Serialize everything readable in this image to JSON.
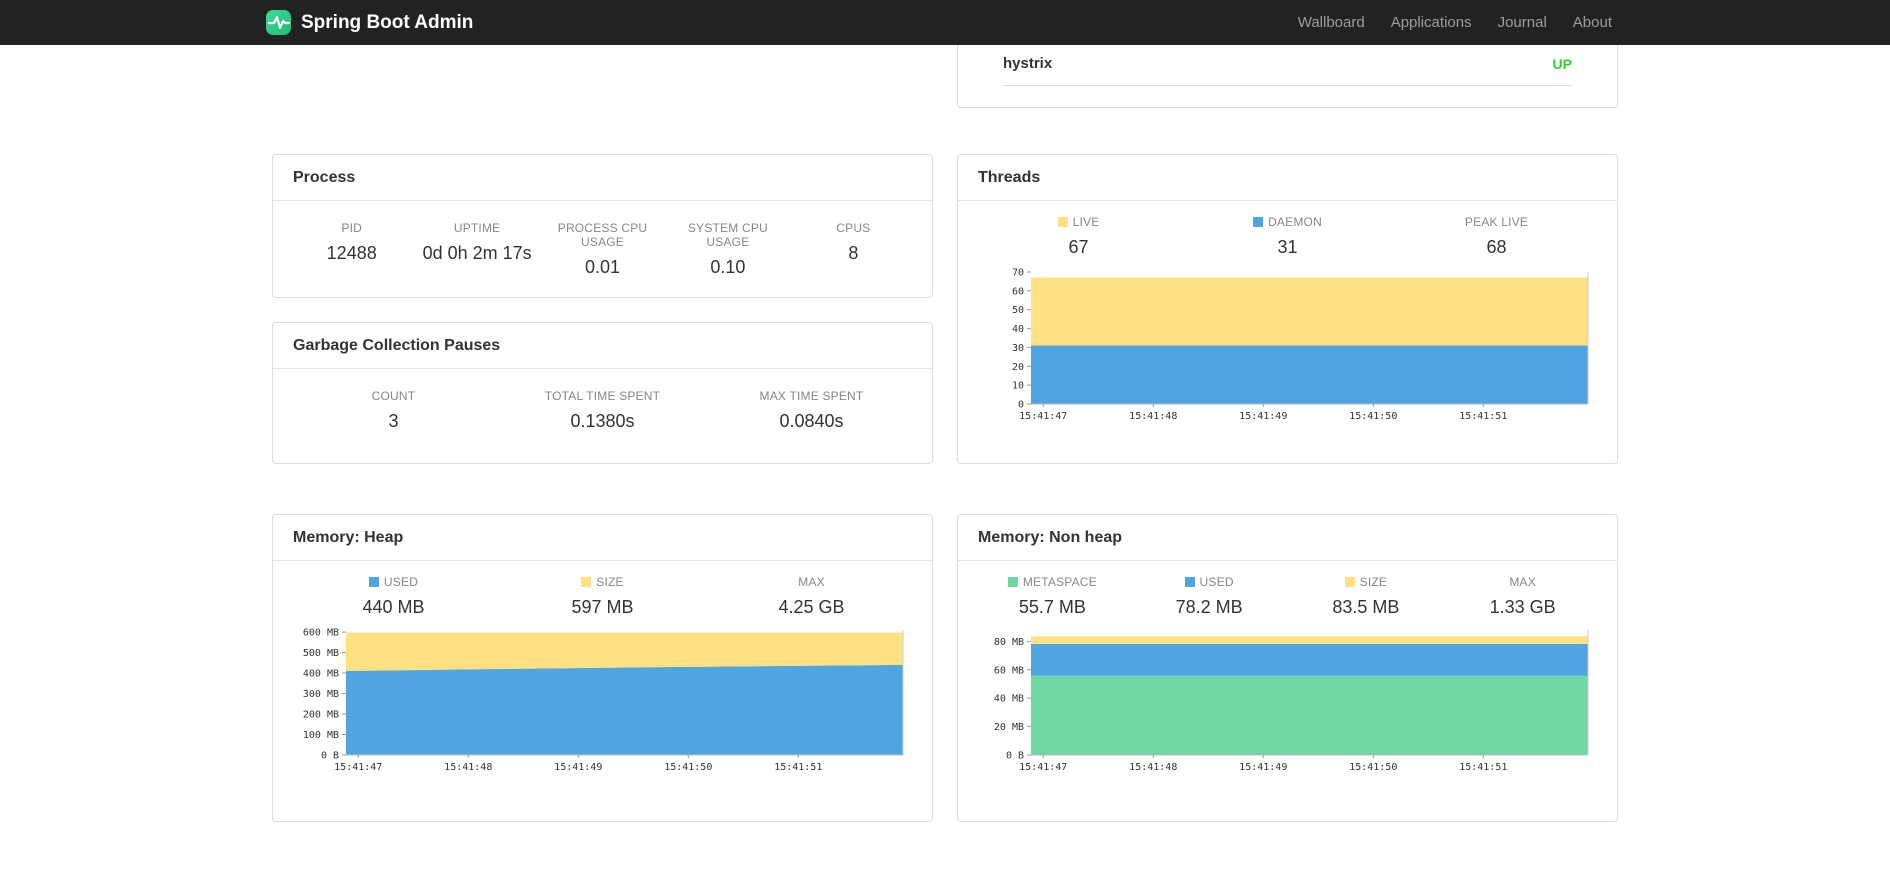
{
  "navbar": {
    "brand": "Spring Boot Admin",
    "links": [
      {
        "label": "Wallboard"
      },
      {
        "label": "Applications"
      },
      {
        "label": "Journal"
      },
      {
        "label": "About"
      }
    ]
  },
  "status_card": {
    "rows": [
      {
        "name": "hystrix",
        "status": "UP"
      }
    ]
  },
  "cards": {
    "process": {
      "title": "Process",
      "metrics": [
        {
          "label": "PID",
          "value": "12488"
        },
        {
          "label": "UPTIME",
          "value": "0d 0h 2m 17s"
        },
        {
          "label": "PROCESS CPU USAGE",
          "value": "0.01"
        },
        {
          "label": "SYSTEM CPU USAGE",
          "value": "0.10"
        },
        {
          "label": "CPUS",
          "value": "8"
        }
      ]
    },
    "gc": {
      "title": "Garbage Collection Pauses",
      "metrics": [
        {
          "label": "COUNT",
          "value": "3"
        },
        {
          "label": "TOTAL TIME SPENT",
          "value": "0.1380s"
        },
        {
          "label": "MAX TIME SPENT",
          "value": "0.0840s"
        }
      ]
    },
    "threads": {
      "title": "Threads",
      "legend": [
        {
          "label": "LIVE",
          "value": "67",
          "color": "#FFE082"
        },
        {
          "label": "DAEMON",
          "value": "31",
          "color": "#4EA5E0"
        },
        {
          "label": "PEAK LIVE",
          "value": "68"
        }
      ]
    },
    "heap": {
      "title": "Memory: Heap",
      "legend": [
        {
          "label": "USED",
          "value": "440 MB",
          "color": "#4EA5E0"
        },
        {
          "label": "SIZE",
          "value": "597 MB",
          "color": "#FFE082"
        },
        {
          "label": "MAX",
          "value": "4.25 GB"
        }
      ]
    },
    "nonheap": {
      "title": "Memory: Non heap",
      "legend": [
        {
          "label": "METASPACE",
          "value": "55.7 MB",
          "color": "#6FD7A3"
        },
        {
          "label": "USED",
          "value": "78.2 MB",
          "color": "#4EA5E0"
        },
        {
          "label": "SIZE",
          "value": "83.5 MB",
          "color": "#FFE082"
        },
        {
          "label": "MAX",
          "value": "1.33 GB"
        }
      ]
    }
  },
  "colors": {
    "accent_blue": "#4EA5E0",
    "accent_yellow": "#FFE082",
    "accent_green": "#6FD7A3",
    "status_up_green": "#32CD32",
    "brand_logo_green": "#2FCE98",
    "navbar_bg": "#222222"
  },
  "chart_data": [
    {
      "id": "threads-chart",
      "type": "area",
      "stacked": true,
      "x": [
        "15:41:47",
        "15:41:48",
        "15:41:49",
        "15:41:50",
        "15:41:51"
      ],
      "ymax": 70,
      "y_ticks": [
        {
          "v": 0,
          "label": "0"
        },
        {
          "v": 10,
          "label": "10"
        },
        {
          "v": 20,
          "label": "20"
        },
        {
          "v": 30,
          "label": "30"
        },
        {
          "v": 40,
          "label": "40"
        },
        {
          "v": 50,
          "label": "50"
        },
        {
          "v": 60,
          "label": "60"
        },
        {
          "v": 70,
          "label": "70"
        }
      ],
      "series": [
        {
          "name": "DAEMON",
          "color": "#4EA5E0",
          "values": [
            31,
            31,
            31,
            31,
            31
          ]
        },
        {
          "name": "LIVE",
          "color": "#FFE082",
          "values": [
            67,
            67,
            67,
            67,
            67
          ]
        }
      ],
      "legend_position": "top",
      "grid": false
    },
    {
      "id": "heap-memory-chart",
      "type": "area",
      "stacked": true,
      "x": [
        "15:41:47",
        "15:41:48",
        "15:41:49",
        "15:41:50",
        "15:41:51"
      ],
      "ymax": 610,
      "y_ticks": [
        {
          "v": 0,
          "label": "0 B"
        },
        {
          "v": 100,
          "label": "100 MB"
        },
        {
          "v": 200,
          "label": "200 MB"
        },
        {
          "v": 300,
          "label": "300 MB"
        },
        {
          "v": 400,
          "label": "400 MB"
        },
        {
          "v": 500,
          "label": "500 MB"
        },
        {
          "v": 600,
          "label": "600 MB"
        }
      ],
      "series": [
        {
          "name": "USED",
          "color": "#4EA5E0",
          "values": [
            410,
            419,
            427,
            434,
            440
          ]
        },
        {
          "name": "SIZE",
          "color": "#FFE082",
          "values": [
            597,
            597,
            597,
            597,
            597
          ]
        }
      ],
      "legend_position": "top",
      "grid": false
    },
    {
      "id": "nonheap-memory-chart",
      "type": "area",
      "stacked": true,
      "x": [
        "15:41:47",
        "15:41:48",
        "15:41:49",
        "15:41:50",
        "15:41:51"
      ],
      "ymax": 88,
      "y_ticks": [
        {
          "v": 0,
          "label": "0 B"
        },
        {
          "v": 20,
          "label": "20 MB"
        },
        {
          "v": 40,
          "label": "40 MB"
        },
        {
          "v": 60,
          "label": "60 MB"
        },
        {
          "v": 80,
          "label": "80 MB"
        }
      ],
      "series": [
        {
          "name": "METASPACE",
          "color": "#6FD7A3",
          "values": [
            55.7,
            55.7,
            55.7,
            55.7,
            55.7
          ]
        },
        {
          "name": "USED",
          "color": "#4EA5E0",
          "values": [
            78.2,
            78.2,
            78.2,
            78.2,
            78.2
          ]
        },
        {
          "name": "SIZE",
          "color": "#FFE082",
          "values": [
            83.5,
            83.5,
            83.5,
            83.5,
            83.5
          ]
        }
      ],
      "legend_position": "top",
      "grid": false
    }
  ]
}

━━━━

Could you reproduce every record above exactly, leaving out the pictures?

Result of this exercise
Serialize everything readable in this image to JSON.
{
  "navbar": {
    "brand": "Spring Boot Admin",
    "links": [
      {
        "label": "Wallboard"
      },
      {
        "label": "Applications"
      },
      {
        "label": "Journal"
      },
      {
        "label": "About"
      }
    ]
  },
  "status_card": {
    "rows": [
      {
        "name": "hystrix",
        "status": "UP"
      }
    ]
  },
  "cards": {
    "process": {
      "title": "Process",
      "metrics": [
        {
          "label": "PID",
          "value": "12488"
        },
        {
          "label": "UPTIME",
          "value": "0d 0h 2m 17s"
        },
        {
          "label": "PROCESS CPU USAGE",
          "value": "0.01"
        },
        {
          "label": "SYSTEM CPU USAGE",
          "value": "0.10"
        },
        {
          "label": "CPUS",
          "value": "8"
        }
      ]
    },
    "gc": {
      "title": "Garbage Collection Pauses",
      "metrics": [
        {
          "label": "COUNT",
          "value": "3"
        },
        {
          "label": "TOTAL TIME SPENT",
          "value": "0.1380s"
        },
        {
          "label": "MAX TIME SPENT",
          "value": "0.0840s"
        }
      ]
    },
    "threads": {
      "title": "Threads",
      "legend": [
        {
          "label": "LIVE",
          "value": "67",
          "color": "#FFE082"
        },
        {
          "label": "DAEMON",
          "value": "31",
          "color": "#4EA5E0"
        },
        {
          "label": "PEAK LIVE",
          "value": "68"
        }
      ]
    },
    "heap": {
      "title": "Memory: Heap",
      "legend": [
        {
          "label": "USED",
          "value": "440 MB",
          "color": "#4EA5E0"
        },
        {
          "label": "SIZE",
          "value": "597 MB",
          "color": "#FFE082"
        },
        {
          "label": "MAX",
          "value": "4.25 GB"
        }
      ]
    },
    "nonheap": {
      "title": "Memory: Non heap",
      "legend": [
        {
          "label": "METASPACE",
          "value": "55.7 MB",
          "color": "#6FD7A3"
        },
        {
          "label": "USED",
          "value": "78.2 MB",
          "color": "#4EA5E0"
        },
        {
          "label": "SIZE",
          "value": "83.5 MB",
          "color": "#FFE082"
        },
        {
          "label": "MAX",
          "value": "1.33 GB"
        }
      ]
    }
  },
  "colors": {
    "accent_blue": "#4EA5E0",
    "accent_yellow": "#FFE082",
    "accent_green": "#6FD7A3",
    "status_up_green": "#32CD32",
    "brand_logo_green": "#2FCE98",
    "navbar_bg": "#222222"
  },
  "chart_data": [
    {
      "id": "threads-chart",
      "type": "area",
      "stacked": true,
      "x": [
        "15:41:47",
        "15:41:48",
        "15:41:49",
        "15:41:50",
        "15:41:51"
      ],
      "ymax": 70,
      "y_ticks": [
        {
          "v": 0,
          "label": "0"
        },
        {
          "v": 10,
          "label": "10"
        },
        {
          "v": 20,
          "label": "20"
        },
        {
          "v": 30,
          "label": "30"
        },
        {
          "v": 40,
          "label": "40"
        },
        {
          "v": 50,
          "label": "50"
        },
        {
          "v": 60,
          "label": "60"
        },
        {
          "v": 70,
          "label": "70"
        }
      ],
      "series": [
        {
          "name": "DAEMON",
          "color": "#4EA5E0",
          "values": [
            31,
            31,
            31,
            31,
            31
          ]
        },
        {
          "name": "LIVE",
          "color": "#FFE082",
          "values": [
            67,
            67,
            67,
            67,
            67
          ]
        }
      ],
      "legend_position": "top",
      "grid": false
    },
    {
      "id": "heap-memory-chart",
      "type": "area",
      "stacked": true,
      "x": [
        "15:41:47",
        "15:41:48",
        "15:41:49",
        "15:41:50",
        "15:41:51"
      ],
      "ymax": 610,
      "y_ticks": [
        {
          "v": 0,
          "label": "0 B"
        },
        {
          "v": 100,
          "label": "100 MB"
        },
        {
          "v": 200,
          "label": "200 MB"
        },
        {
          "v": 300,
          "label": "300 MB"
        },
        {
          "v": 400,
          "label": "400 MB"
        },
        {
          "v": 500,
          "label": "500 MB"
        },
        {
          "v": 600,
          "label": "600 MB"
        }
      ],
      "series": [
        {
          "name": "USED",
          "color": "#4EA5E0",
          "values": [
            410,
            419,
            427,
            434,
            440
          ]
        },
        {
          "name": "SIZE",
          "color": "#FFE082",
          "values": [
            597,
            597,
            597,
            597,
            597
          ]
        }
      ],
      "legend_position": "top",
      "grid": false
    },
    {
      "id": "nonheap-memory-chart",
      "type": "area",
      "stacked": true,
      "x": [
        "15:41:47",
        "15:41:48",
        "15:41:49",
        "15:41:50",
        "15:41:51"
      ],
      "ymax": 88,
      "y_ticks": [
        {
          "v": 0,
          "label": "0 B"
        },
        {
          "v": 20,
          "label": "20 MB"
        },
        {
          "v": 40,
          "label": "40 MB"
        },
        {
          "v": 60,
          "label": "60 MB"
        },
        {
          "v": 80,
          "label": "80 MB"
        }
      ],
      "series": [
        {
          "name": "METASPACE",
          "color": "#6FD7A3",
          "values": [
            55.7,
            55.7,
            55.7,
            55.7,
            55.7
          ]
        },
        {
          "name": "USED",
          "color": "#4EA5E0",
          "values": [
            78.2,
            78.2,
            78.2,
            78.2,
            78.2
          ]
        },
        {
          "name": "SIZE",
          "color": "#FFE082",
          "values": [
            83.5,
            83.5,
            83.5,
            83.5,
            83.5
          ]
        }
      ],
      "legend_position": "top",
      "grid": false
    }
  ]
}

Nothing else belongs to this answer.